● Dataset entries:
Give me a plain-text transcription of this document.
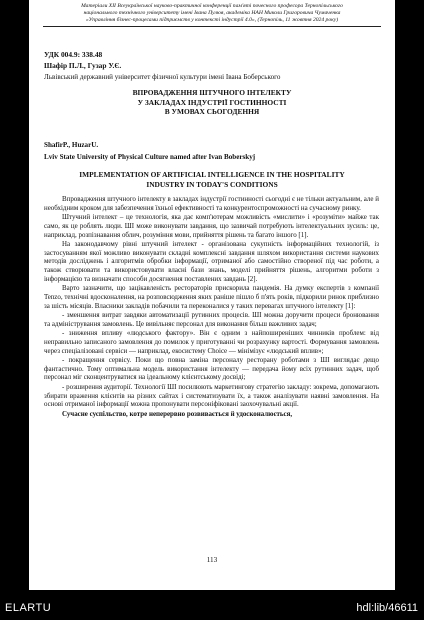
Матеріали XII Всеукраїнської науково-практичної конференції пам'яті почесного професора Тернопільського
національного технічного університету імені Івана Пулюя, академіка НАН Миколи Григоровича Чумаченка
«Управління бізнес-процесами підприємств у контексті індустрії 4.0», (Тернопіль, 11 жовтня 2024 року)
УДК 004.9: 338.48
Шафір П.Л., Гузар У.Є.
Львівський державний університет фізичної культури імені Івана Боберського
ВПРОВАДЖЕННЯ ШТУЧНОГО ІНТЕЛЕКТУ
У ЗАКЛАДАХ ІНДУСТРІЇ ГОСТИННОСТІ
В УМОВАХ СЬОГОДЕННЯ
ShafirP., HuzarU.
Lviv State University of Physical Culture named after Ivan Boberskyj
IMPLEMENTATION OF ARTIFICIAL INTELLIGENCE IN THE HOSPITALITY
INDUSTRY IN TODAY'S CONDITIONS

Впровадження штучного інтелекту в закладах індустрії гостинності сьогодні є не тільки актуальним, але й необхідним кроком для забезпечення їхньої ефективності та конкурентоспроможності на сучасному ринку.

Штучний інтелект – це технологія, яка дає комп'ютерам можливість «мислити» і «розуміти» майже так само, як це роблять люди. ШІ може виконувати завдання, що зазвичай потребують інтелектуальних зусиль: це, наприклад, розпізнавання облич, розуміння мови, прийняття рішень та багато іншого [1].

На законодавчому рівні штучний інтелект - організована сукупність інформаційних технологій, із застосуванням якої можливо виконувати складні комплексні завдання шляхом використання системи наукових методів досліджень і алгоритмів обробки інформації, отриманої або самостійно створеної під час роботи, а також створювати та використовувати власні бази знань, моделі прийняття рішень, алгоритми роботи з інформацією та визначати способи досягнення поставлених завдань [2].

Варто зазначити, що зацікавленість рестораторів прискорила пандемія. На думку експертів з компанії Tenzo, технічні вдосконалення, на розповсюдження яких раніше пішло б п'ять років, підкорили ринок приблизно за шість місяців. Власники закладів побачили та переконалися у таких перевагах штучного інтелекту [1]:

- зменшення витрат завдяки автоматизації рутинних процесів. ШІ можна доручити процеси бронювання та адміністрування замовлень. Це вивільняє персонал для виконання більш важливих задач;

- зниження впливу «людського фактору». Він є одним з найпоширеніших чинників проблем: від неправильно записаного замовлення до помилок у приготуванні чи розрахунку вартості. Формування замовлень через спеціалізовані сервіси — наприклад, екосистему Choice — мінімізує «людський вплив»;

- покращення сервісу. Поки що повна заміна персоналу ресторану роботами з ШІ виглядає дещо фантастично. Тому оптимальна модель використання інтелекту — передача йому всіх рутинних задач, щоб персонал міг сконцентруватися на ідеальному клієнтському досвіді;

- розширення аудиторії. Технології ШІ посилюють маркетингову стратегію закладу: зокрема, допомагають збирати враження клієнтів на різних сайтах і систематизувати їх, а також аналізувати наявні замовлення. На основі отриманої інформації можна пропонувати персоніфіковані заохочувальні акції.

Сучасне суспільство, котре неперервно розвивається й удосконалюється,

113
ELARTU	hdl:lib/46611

---

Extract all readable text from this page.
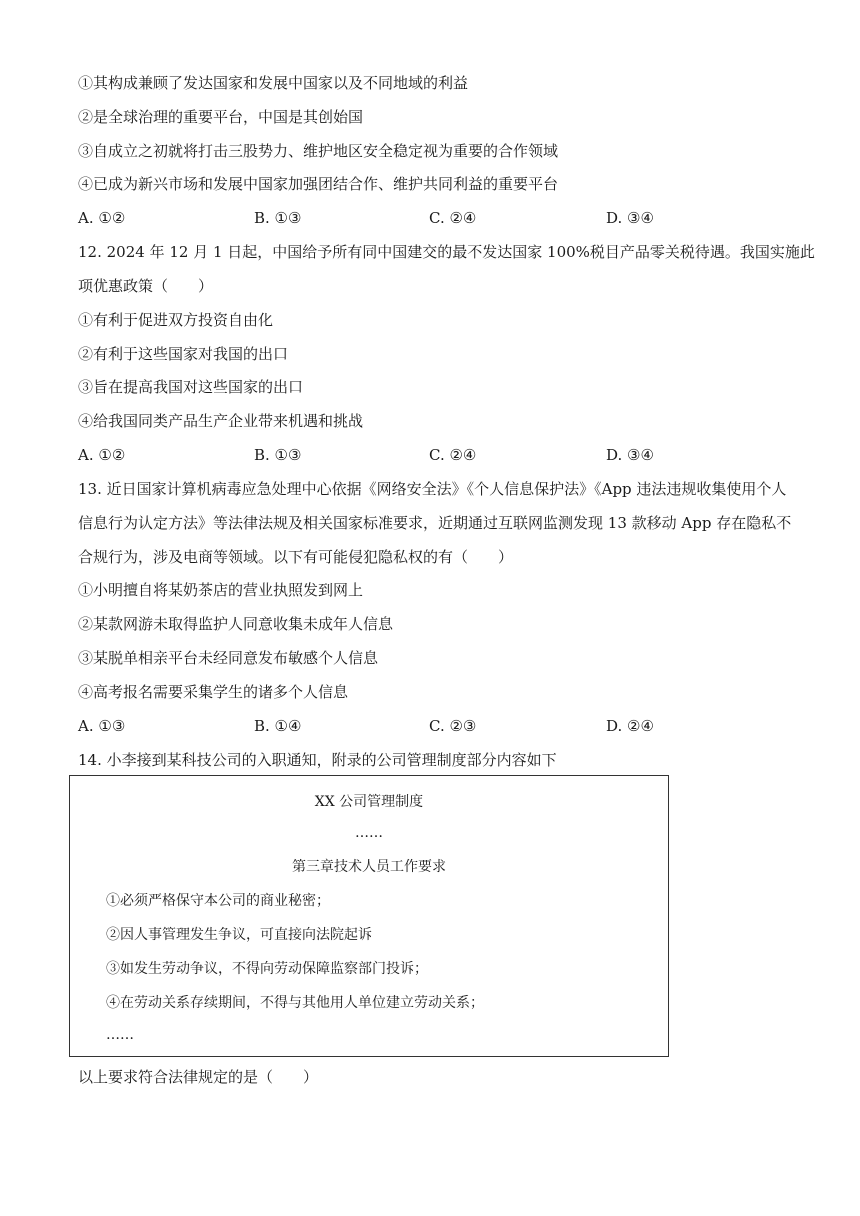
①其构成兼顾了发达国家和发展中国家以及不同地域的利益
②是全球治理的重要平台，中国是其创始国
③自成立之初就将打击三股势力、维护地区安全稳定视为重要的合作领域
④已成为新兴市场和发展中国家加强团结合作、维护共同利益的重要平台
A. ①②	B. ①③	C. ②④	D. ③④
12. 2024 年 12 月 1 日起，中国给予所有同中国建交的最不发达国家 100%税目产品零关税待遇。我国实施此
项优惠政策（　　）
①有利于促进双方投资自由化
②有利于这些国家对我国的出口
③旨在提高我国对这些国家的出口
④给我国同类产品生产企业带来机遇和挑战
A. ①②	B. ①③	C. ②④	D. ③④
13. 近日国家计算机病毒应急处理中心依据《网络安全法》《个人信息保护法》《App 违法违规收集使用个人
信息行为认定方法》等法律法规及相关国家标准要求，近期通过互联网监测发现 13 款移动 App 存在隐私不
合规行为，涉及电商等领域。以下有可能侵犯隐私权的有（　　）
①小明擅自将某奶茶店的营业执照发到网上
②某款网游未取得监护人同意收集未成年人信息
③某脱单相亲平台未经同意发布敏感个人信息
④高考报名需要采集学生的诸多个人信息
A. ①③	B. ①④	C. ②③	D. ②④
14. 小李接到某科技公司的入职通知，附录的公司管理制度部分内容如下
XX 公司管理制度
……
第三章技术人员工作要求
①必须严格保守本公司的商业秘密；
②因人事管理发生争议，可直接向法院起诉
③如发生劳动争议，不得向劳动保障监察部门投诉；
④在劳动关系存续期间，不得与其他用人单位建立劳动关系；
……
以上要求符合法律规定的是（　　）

--

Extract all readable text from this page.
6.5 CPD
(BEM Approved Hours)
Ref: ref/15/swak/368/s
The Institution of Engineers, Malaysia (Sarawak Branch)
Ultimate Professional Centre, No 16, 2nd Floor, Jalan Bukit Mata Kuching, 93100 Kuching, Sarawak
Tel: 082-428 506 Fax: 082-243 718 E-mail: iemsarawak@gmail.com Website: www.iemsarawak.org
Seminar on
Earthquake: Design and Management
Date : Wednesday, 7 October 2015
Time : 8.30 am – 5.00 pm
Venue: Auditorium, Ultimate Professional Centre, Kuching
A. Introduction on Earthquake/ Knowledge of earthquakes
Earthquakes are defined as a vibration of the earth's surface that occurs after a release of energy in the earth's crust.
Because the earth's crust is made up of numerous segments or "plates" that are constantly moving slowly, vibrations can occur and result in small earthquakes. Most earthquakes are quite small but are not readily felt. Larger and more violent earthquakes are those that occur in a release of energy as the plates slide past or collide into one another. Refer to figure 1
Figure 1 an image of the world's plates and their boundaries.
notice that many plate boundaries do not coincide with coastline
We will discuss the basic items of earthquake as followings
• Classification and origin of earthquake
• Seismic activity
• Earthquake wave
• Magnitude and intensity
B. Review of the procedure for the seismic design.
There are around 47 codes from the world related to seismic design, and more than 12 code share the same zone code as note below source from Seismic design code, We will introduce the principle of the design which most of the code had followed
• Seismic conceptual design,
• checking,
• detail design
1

● What needs to be done:
Pull out each line of the records holding the string "after".

● Expected output:
Lviv State University of Physical Culture named after Ivan Boberskyj
Earthquakes are defined as a vibration of the earth's surface that occurs after a release of energy in the earth's crust.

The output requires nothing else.